TASK OBJECTIVE:
Each line containing the word "watermark" must be collected.

● ● ● ● ● ● ●

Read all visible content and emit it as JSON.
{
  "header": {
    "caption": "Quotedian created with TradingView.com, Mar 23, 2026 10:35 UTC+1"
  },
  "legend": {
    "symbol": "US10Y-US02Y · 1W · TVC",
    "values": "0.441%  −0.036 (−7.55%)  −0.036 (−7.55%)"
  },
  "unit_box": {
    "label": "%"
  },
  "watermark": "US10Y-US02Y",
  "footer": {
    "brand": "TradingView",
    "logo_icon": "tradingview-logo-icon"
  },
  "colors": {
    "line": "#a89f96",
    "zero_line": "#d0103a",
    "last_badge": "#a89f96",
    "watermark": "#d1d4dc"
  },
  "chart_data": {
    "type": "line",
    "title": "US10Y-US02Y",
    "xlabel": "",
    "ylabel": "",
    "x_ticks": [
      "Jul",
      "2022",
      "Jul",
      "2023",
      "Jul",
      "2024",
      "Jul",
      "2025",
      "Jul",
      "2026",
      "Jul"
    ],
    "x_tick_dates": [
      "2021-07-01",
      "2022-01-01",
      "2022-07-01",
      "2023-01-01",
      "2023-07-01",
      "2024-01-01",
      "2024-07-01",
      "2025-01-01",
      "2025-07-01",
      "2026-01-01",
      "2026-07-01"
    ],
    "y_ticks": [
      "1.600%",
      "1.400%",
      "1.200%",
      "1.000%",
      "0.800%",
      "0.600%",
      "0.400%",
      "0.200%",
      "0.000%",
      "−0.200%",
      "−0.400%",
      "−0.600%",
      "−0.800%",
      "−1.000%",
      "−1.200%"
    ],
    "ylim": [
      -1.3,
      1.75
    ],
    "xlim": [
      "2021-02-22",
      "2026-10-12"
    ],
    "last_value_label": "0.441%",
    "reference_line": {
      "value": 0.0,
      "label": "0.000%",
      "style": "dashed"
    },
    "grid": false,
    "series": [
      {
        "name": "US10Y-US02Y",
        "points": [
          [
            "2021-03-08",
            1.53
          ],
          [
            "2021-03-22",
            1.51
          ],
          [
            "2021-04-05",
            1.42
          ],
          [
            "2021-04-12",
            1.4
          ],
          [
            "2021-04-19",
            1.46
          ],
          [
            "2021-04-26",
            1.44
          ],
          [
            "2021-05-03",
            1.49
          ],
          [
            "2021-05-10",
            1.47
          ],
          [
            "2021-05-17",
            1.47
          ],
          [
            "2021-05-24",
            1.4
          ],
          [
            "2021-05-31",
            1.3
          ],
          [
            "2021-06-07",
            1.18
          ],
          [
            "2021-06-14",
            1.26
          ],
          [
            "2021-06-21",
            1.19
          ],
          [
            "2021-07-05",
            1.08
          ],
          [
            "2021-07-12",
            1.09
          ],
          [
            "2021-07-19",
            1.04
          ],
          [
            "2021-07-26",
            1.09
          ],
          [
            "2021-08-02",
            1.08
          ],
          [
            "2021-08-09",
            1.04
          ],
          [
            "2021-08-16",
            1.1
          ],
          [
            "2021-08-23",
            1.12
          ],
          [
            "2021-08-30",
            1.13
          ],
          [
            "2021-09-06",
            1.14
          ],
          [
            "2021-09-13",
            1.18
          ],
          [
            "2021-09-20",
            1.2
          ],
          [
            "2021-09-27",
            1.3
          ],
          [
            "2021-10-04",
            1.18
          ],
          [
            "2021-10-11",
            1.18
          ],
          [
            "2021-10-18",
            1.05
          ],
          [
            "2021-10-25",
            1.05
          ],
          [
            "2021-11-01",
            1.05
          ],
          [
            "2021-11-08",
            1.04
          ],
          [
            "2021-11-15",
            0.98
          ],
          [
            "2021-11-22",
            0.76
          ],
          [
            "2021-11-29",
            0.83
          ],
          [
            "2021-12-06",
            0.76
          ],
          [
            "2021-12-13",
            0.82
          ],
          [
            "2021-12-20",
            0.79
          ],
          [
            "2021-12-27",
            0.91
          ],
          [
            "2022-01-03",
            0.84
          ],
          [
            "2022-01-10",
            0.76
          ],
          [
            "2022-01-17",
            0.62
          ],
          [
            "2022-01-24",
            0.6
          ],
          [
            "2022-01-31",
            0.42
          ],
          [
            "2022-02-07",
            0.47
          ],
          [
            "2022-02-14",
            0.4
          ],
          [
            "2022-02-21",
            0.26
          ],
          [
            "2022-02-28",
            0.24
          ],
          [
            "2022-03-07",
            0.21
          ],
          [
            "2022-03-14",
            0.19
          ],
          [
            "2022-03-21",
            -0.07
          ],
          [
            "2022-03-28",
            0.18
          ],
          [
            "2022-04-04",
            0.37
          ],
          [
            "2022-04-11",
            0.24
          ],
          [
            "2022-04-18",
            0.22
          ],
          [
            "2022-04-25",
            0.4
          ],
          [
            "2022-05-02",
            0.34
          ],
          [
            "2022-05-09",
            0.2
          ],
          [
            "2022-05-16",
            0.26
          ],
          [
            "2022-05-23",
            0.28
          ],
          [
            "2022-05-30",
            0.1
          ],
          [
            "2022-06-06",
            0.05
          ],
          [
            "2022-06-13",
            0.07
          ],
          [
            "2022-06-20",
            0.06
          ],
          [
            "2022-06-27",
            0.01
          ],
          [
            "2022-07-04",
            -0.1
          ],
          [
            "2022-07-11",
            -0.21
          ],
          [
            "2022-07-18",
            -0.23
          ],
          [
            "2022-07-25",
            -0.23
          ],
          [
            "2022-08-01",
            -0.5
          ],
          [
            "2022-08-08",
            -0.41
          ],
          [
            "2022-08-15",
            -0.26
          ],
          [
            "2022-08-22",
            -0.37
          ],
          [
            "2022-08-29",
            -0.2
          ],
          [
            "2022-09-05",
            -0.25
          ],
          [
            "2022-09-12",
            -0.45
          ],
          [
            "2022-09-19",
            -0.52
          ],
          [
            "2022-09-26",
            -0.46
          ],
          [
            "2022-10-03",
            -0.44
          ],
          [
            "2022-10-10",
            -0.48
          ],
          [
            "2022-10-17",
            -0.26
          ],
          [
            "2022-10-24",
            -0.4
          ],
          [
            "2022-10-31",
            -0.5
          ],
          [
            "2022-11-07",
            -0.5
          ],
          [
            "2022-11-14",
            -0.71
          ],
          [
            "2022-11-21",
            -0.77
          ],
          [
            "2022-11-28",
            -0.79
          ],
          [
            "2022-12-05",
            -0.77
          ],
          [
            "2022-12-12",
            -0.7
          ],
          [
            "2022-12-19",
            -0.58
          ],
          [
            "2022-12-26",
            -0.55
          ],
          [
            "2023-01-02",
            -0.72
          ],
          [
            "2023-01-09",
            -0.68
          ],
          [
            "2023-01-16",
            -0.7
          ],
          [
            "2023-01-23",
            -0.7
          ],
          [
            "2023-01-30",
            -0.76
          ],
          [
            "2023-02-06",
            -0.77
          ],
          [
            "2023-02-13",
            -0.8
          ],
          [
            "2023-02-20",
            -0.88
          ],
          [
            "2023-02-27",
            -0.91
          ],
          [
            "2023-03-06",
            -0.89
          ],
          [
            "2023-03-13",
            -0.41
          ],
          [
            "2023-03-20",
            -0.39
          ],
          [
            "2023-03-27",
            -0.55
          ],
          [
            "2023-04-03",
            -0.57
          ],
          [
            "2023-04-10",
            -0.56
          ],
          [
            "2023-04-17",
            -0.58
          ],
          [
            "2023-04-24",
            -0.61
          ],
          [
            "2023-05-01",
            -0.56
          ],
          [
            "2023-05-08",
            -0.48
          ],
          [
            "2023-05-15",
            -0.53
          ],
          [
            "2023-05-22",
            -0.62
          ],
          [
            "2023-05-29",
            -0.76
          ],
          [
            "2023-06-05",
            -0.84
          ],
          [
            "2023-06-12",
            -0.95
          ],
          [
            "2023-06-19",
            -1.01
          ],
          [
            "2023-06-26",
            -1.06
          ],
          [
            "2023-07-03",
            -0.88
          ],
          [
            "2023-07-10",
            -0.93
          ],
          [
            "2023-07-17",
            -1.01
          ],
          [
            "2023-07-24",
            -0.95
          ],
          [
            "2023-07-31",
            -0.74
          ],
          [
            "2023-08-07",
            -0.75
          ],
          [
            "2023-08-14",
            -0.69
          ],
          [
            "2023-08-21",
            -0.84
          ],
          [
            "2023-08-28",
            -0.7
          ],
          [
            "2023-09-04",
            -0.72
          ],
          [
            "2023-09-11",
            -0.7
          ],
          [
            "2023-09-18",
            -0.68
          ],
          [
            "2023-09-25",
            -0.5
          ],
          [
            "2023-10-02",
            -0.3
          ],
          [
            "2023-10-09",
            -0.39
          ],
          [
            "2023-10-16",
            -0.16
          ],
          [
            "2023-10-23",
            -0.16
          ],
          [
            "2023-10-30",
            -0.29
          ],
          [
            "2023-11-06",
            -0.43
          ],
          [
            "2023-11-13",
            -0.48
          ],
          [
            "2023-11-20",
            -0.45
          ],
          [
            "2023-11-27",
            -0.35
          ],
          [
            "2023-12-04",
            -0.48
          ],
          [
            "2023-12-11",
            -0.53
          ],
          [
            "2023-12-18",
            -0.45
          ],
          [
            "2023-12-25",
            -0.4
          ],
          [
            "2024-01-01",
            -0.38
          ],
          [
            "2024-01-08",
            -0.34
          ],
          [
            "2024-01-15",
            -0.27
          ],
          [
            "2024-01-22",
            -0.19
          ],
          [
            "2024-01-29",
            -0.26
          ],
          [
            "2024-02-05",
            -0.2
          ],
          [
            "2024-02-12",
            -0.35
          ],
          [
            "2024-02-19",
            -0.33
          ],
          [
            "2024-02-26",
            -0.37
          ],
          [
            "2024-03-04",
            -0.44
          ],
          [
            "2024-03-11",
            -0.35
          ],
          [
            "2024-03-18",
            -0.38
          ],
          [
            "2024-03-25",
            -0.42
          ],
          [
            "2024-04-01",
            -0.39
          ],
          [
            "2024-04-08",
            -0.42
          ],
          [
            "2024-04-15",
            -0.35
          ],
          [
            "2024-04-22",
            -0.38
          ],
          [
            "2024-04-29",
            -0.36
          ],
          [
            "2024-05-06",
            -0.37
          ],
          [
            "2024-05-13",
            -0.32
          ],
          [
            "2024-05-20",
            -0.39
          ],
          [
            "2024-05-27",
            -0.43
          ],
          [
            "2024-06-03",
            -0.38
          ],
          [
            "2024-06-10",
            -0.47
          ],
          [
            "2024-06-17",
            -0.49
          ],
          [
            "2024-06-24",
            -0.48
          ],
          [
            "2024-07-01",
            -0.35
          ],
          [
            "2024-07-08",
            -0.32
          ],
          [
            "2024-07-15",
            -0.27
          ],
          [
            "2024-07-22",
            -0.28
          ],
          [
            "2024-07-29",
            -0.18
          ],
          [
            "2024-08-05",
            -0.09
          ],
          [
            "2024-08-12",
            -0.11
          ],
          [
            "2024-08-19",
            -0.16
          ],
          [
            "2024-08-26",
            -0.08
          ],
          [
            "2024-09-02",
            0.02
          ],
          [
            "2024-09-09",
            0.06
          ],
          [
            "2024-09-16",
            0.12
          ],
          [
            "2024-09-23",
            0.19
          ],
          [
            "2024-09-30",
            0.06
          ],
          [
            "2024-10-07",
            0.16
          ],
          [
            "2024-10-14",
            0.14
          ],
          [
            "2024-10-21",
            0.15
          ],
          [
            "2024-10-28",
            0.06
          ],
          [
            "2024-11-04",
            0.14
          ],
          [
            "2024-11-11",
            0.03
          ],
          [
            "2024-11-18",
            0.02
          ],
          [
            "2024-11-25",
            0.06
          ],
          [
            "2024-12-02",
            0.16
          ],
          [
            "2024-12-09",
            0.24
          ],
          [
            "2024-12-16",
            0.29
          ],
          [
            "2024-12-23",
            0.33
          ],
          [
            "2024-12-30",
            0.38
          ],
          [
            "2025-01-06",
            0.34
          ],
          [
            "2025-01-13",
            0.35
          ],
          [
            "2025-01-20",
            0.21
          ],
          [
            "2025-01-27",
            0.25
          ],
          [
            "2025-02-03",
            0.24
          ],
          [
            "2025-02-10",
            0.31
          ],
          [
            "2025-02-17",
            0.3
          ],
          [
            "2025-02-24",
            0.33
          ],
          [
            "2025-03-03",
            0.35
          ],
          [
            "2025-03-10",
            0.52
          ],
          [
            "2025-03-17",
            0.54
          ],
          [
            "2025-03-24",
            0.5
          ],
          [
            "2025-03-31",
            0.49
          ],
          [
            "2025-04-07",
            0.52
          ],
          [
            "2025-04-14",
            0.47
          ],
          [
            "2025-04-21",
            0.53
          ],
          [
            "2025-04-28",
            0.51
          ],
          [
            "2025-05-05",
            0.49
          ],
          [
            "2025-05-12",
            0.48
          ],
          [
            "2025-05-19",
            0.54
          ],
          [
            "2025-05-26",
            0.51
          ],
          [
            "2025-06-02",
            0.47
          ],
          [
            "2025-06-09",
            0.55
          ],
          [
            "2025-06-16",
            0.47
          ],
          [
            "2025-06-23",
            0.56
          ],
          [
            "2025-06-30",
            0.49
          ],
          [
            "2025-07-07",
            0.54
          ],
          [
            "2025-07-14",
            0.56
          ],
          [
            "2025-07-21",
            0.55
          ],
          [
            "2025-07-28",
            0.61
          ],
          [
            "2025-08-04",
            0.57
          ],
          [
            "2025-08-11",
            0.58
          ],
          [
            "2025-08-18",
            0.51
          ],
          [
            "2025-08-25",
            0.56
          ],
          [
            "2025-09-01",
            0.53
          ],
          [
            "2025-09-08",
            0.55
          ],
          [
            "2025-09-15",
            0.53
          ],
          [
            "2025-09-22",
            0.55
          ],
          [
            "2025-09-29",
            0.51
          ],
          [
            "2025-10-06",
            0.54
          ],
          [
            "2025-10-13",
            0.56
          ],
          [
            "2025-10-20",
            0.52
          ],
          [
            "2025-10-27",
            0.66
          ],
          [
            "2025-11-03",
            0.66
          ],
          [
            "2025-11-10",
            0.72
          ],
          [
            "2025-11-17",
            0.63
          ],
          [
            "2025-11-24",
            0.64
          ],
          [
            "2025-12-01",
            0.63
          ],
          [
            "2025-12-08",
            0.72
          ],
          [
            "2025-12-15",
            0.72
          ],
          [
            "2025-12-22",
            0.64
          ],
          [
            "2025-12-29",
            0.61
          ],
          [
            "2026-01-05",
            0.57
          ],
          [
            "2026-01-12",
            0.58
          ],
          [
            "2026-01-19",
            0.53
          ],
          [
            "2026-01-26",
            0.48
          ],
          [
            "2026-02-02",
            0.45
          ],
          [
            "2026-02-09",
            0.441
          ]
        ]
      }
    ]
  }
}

● ● ● ● ● ● ●

TASK RESULT:
  "watermark": "US10Y-US02Y",
    "watermark": "#d1d4dc"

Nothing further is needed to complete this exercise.